> Aim
State how many lines in the listing below include the word "lesen", and add nothing besides the number.

Begin Material supplied

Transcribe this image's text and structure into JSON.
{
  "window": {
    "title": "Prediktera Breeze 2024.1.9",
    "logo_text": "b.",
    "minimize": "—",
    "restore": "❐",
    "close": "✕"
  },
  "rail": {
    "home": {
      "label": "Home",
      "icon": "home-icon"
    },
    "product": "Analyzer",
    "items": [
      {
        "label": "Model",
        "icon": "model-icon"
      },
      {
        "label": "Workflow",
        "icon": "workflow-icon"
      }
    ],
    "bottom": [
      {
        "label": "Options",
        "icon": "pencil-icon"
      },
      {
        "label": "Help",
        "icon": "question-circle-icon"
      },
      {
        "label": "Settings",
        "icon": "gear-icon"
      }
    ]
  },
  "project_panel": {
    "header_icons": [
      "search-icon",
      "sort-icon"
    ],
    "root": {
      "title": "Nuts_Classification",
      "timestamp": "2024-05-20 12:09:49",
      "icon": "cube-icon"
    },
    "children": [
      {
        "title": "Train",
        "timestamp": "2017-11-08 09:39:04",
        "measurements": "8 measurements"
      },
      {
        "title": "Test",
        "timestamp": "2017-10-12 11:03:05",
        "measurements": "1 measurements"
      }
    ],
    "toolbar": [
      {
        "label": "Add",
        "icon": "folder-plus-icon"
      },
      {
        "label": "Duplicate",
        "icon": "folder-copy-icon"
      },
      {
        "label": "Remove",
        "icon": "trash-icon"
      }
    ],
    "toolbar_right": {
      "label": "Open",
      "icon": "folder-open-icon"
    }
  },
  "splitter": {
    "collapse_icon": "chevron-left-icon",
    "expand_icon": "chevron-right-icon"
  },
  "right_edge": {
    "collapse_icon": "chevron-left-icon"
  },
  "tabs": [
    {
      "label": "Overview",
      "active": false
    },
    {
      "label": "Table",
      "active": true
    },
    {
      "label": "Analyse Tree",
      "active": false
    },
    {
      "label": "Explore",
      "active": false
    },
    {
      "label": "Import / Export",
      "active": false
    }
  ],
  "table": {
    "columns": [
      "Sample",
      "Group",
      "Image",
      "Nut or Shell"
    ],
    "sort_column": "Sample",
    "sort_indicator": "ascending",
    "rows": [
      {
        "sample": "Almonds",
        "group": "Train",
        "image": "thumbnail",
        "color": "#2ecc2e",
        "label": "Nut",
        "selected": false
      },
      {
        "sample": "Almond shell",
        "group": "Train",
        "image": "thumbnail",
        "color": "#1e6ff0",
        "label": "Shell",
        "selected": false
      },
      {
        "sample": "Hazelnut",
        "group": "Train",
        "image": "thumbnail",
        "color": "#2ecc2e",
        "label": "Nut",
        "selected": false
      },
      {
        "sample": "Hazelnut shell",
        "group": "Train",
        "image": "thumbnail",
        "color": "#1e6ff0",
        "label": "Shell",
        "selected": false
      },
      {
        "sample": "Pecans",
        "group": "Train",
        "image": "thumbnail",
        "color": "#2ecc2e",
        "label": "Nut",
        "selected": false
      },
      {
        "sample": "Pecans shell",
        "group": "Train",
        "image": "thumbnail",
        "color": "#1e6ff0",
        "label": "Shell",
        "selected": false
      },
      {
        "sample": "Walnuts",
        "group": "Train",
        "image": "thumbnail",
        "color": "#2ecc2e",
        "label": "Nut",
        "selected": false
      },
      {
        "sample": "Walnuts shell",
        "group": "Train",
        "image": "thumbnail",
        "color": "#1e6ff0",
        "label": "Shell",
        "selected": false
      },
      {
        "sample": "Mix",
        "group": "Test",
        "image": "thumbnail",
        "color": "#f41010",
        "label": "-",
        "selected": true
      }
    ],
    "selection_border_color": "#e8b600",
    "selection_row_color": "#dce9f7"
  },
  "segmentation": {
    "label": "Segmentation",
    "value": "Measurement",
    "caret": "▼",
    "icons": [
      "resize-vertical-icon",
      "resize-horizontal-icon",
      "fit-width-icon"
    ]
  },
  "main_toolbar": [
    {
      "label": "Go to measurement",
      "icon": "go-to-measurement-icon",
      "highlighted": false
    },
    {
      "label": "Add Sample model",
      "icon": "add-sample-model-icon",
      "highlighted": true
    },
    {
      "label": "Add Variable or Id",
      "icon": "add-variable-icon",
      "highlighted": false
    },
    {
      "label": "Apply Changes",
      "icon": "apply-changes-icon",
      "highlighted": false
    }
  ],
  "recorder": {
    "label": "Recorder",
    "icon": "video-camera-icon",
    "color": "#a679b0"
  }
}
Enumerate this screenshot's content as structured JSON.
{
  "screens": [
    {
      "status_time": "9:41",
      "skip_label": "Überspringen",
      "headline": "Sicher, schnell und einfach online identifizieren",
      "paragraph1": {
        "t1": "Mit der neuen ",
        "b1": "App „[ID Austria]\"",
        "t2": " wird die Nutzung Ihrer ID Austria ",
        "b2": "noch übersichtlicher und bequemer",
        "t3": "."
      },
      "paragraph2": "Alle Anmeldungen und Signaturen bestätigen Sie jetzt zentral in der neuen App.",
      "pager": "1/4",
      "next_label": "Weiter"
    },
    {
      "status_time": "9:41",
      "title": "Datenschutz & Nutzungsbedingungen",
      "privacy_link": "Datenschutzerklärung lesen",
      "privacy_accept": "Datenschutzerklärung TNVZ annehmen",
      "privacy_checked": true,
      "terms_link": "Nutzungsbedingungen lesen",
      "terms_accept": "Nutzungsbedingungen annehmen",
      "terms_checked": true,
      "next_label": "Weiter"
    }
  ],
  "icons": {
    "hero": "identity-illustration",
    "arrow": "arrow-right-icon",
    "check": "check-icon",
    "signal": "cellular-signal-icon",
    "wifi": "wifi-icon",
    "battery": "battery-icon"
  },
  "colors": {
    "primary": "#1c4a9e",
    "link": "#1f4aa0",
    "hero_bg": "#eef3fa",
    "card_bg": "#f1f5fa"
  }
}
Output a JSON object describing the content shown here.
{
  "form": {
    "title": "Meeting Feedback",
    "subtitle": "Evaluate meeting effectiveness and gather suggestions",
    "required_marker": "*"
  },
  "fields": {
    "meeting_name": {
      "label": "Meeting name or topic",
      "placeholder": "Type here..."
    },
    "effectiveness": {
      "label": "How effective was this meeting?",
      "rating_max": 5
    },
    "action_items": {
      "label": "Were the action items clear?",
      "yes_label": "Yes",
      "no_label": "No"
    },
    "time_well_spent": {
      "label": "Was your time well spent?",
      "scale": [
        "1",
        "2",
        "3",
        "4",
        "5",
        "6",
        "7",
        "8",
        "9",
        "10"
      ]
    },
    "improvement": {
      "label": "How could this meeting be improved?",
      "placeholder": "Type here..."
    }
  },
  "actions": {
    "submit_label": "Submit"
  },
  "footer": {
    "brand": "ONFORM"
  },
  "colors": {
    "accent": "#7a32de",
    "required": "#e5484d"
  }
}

End Material supplied

> Final answer
2